## WHAT TO DO
In full and without deviation, write out the entries that follow.

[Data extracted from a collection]
<<<<

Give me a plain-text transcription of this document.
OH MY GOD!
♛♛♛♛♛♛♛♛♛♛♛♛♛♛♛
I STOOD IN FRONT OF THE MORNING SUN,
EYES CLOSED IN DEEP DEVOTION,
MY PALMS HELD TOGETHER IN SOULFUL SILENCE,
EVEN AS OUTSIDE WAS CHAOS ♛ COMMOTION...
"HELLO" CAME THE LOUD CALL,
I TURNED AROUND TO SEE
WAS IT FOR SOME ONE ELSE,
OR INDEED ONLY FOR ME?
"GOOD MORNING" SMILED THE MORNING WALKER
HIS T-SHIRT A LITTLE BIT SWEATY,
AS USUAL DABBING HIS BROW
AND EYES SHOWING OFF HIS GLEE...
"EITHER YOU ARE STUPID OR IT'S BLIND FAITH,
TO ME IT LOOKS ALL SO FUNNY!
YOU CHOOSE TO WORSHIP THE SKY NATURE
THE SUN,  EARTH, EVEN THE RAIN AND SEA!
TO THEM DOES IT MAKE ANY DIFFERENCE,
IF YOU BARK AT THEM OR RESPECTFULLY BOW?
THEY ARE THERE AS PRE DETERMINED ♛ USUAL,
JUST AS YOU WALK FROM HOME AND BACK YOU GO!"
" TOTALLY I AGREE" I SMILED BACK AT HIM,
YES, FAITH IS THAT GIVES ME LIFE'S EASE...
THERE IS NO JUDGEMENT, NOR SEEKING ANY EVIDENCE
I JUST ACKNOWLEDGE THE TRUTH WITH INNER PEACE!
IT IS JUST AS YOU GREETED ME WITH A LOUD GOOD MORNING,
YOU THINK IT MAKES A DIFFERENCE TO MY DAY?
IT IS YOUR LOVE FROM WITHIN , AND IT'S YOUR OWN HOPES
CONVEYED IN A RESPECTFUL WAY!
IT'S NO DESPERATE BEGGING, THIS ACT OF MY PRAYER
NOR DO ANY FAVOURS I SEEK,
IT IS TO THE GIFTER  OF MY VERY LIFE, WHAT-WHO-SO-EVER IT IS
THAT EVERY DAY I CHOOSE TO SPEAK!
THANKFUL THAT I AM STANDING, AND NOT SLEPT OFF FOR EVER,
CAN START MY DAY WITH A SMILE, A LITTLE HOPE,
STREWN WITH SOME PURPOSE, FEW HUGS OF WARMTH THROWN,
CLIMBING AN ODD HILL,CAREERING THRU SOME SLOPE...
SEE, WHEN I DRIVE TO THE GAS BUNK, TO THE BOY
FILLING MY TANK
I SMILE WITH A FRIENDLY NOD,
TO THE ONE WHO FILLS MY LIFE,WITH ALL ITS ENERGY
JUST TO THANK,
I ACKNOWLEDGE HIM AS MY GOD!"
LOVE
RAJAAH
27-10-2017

>>>>

## SOLVED PROBLEM
Give me a plain-text transcription of this document.
OH MY GOD!
♛♛♛♛♛♛♛♛♛♛♛♛♛♛♛
I STOOD IN FRONT OF THE MORNING SUN,
EYES CLOSED IN DEEP DEVOTION,
MY PALMS HELD TOGETHER IN SOULFUL SILENCE,
EVEN AS OUTSIDE WAS CHAOS ♛ COMMOTION...
"HELLO" CAME THE LOUD CALL,
I TURNED AROUND TO SEE
WAS IT FOR SOME ONE ELSE,
OR INDEED ONLY FOR ME?
"GOOD MORNING" SMILED THE MORNING WALKER
HIS T-SHIRT A LITTLE BIT SWEATY,
AS USUAL DABBING HIS BROW
AND EYES SHOWING OFF HIS GLEE...
"EITHER YOU ARE STUPID OR IT'S BLIND FAITH,
TO ME IT LOOKS ALL SO FUNNY!
YOU CHOOSE TO WORSHIP THE SKY NATURE
THE SUN,  EARTH, EVEN THE RAIN AND SEA!
TO THEM DOES IT MAKE ANY DIFFERENCE,
IF YOU BARK AT THEM OR RESPECTFULLY BOW?
THEY ARE THERE AS PRE DETERMINED ♛ USUAL,
JUST AS YOU WALK FROM HOME AND BACK YOU GO!"
" TOTALLY I AGREE" I SMILED BACK AT HIM,
YES, FAITH IS THAT GIVES ME LIFE'S EASE...
THERE IS NO JUDGEMENT, NOR SEEKING ANY EVIDENCE
I JUST ACKNOWLEDGE THE TRUTH WITH INNER PEACE!
IT IS JUST AS YOU GREETED ME WITH A LOUD GOOD MORNING,
YOU THINK IT MAKES A DIFFERENCE TO MY DAY?
IT IS YOUR LOVE FROM WITHIN , AND IT'S YOUR OWN HOPES
CONVEYED IN A RESPECTFUL WAY!
IT'S NO DESPERATE BEGGING, THIS ACT OF MY PRAYER
NOR DO ANY FAVOURS I SEEK,
IT IS TO THE GIFTER  OF MY VERY LIFE, WHAT-WHO-SO-EVER IT IS
THAT EVERY DAY I CHOOSE TO SPEAK!
THANKFUL THAT I AM STANDING, AND NOT SLEPT OFF FOR EVER,
CAN START MY DAY WITH A SMILE, A LITTLE HOPE,
STREWN WITH SOME PURPOSE, FEW HUGS OF WARMTH THROWN,
CLIMBING AN ODD HILL,CAREERING THRU SOME SLOPE...
SEE, WHEN I DRIVE TO THE GAS BUNK, TO THE BOY
FILLING MY TANK
I SMILE WITH A FRIENDLY NOD,
TO THE ONE WHO FILLS MY LIFE,WITH ALL ITS ENERGY
JUST TO THANK,
I ACKNOWLEDGE HIM AS MY GOD!"
LOVE
RAJAAH
27-10-2017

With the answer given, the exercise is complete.